/---

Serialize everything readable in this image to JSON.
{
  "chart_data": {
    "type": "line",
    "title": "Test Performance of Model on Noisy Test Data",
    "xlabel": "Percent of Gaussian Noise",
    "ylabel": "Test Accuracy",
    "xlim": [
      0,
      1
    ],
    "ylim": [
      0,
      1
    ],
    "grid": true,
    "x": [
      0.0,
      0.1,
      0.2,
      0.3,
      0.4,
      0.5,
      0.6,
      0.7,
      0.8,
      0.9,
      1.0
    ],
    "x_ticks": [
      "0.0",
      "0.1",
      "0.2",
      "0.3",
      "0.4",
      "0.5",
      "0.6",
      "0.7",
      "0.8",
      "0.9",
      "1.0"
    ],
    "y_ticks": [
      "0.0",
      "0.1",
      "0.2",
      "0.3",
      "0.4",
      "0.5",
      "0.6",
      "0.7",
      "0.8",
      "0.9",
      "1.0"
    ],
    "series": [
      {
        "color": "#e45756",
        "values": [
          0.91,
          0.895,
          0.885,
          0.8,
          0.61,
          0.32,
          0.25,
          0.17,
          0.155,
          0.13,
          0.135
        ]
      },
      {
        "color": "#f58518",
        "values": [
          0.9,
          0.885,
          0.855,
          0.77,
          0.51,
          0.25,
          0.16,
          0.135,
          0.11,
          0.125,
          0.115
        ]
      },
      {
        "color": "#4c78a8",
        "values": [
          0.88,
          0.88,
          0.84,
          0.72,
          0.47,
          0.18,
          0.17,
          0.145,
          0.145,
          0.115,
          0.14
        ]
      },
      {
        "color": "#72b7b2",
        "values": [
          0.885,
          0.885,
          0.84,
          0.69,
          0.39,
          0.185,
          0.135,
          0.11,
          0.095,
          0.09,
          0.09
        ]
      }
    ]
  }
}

\---

> Instructions to follow: Looking at the data above, how many lines hold the word "Test"? Respond with the number alone.

> Finished task: 2